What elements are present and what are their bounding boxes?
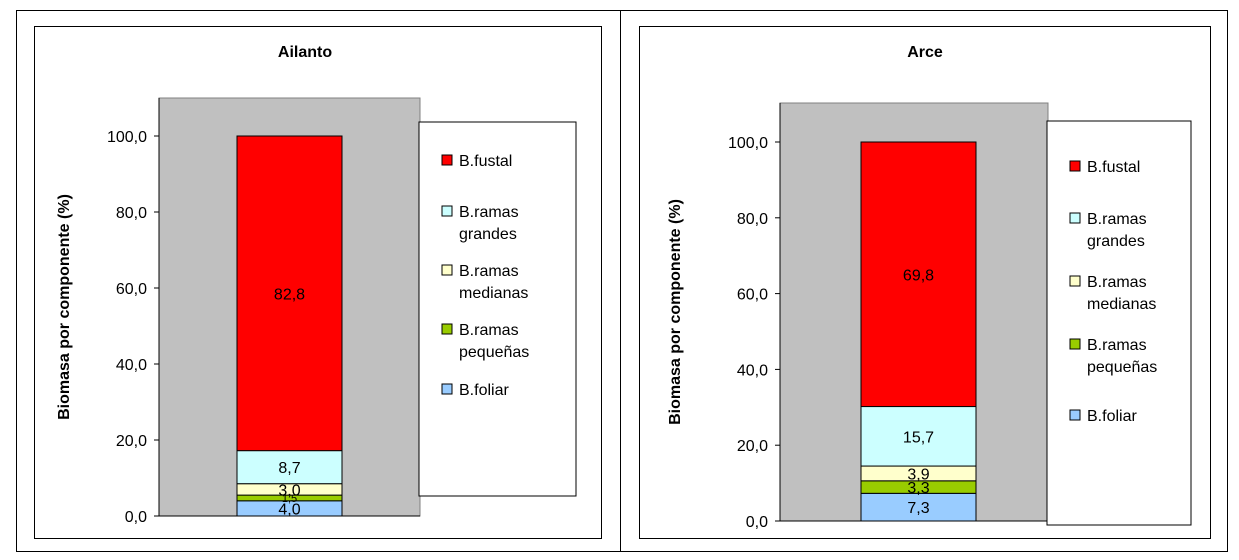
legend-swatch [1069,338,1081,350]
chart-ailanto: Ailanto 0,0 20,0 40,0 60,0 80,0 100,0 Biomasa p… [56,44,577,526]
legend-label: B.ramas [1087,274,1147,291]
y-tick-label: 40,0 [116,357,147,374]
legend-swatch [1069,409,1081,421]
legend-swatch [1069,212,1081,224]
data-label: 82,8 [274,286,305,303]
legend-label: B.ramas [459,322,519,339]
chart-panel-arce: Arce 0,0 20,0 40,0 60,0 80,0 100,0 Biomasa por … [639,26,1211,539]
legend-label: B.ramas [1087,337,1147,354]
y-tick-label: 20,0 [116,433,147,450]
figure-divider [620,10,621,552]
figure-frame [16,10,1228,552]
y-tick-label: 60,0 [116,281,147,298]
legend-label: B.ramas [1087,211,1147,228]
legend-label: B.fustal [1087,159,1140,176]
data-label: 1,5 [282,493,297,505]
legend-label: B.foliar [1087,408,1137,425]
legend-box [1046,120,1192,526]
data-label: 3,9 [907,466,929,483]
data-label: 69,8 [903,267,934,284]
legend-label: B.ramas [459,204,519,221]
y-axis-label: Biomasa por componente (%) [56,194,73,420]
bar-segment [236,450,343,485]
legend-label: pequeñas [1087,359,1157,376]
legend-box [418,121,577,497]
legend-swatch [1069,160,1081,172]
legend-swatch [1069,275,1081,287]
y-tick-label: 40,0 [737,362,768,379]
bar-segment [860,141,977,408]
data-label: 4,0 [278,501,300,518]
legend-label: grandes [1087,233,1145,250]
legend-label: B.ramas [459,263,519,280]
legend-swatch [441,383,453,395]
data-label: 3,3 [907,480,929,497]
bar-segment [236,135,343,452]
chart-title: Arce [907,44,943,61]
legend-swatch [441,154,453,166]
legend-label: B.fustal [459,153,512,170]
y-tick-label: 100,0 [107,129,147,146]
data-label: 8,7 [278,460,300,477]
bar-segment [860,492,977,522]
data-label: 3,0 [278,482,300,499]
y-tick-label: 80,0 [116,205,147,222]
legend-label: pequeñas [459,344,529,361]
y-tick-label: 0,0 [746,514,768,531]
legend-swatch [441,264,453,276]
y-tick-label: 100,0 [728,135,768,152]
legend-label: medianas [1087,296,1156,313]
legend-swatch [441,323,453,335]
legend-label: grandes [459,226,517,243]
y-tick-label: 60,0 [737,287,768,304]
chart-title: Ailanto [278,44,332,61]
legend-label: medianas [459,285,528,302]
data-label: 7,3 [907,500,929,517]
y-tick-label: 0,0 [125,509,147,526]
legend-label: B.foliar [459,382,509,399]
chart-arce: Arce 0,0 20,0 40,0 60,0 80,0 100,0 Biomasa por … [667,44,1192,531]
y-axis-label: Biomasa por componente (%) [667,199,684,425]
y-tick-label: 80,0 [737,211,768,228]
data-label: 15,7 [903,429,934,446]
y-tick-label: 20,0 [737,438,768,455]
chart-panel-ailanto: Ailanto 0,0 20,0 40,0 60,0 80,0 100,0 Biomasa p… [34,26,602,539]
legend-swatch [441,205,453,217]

=-=-=-=-=

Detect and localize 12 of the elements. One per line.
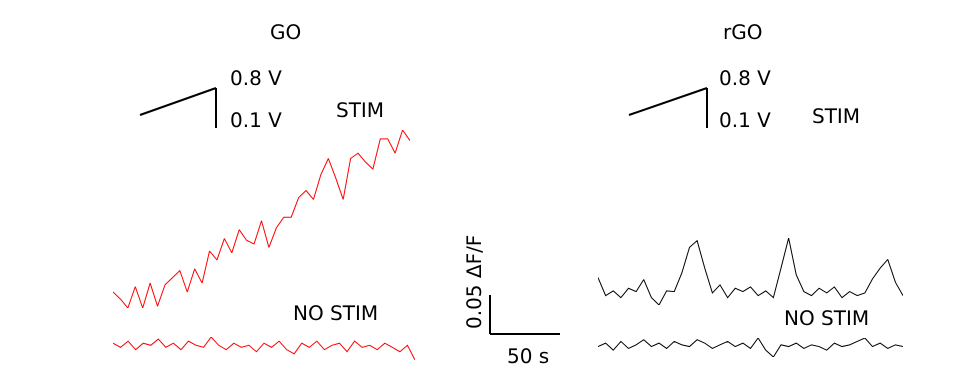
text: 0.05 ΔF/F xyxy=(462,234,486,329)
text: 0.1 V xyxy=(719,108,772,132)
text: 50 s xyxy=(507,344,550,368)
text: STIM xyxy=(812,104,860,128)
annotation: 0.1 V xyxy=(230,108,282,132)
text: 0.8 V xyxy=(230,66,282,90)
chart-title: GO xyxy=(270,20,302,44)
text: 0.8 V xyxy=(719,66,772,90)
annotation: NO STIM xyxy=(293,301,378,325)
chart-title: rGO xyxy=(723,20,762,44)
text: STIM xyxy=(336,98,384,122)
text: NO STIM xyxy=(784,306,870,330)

=-=-=-=-=

TASK OBJECTIVE: Reproduce the part of the listing that opens with the line containing "Detect and localize" and closes with the line containing "text: NO STIM xyxy=(784,306,870,330)", including both of those lines. Omit the pictures from your answer.

FULL SOLUTION:
Detect and localize 12 of the elements. One per line.
text: 0.05 ΔF/F xyxy=(462,234,486,329)
text: 0.1 V xyxy=(719,108,772,132)
text: 50 s xyxy=(507,344,550,368)
text: STIM xyxy=(812,104,860,128)
annotation: 0.1 V xyxy=(230,108,282,132)
text: 0.8 V xyxy=(230,66,282,90)
chart-title: GO xyxy=(270,20,302,44)
text: 0.8 V xyxy=(719,66,772,90)
annotation: NO STIM xyxy=(293,301,378,325)
chart-title: rGO xyxy=(723,20,762,44)
text: STIM xyxy=(336,98,384,122)
text: NO STIM xyxy=(784,306,870,330)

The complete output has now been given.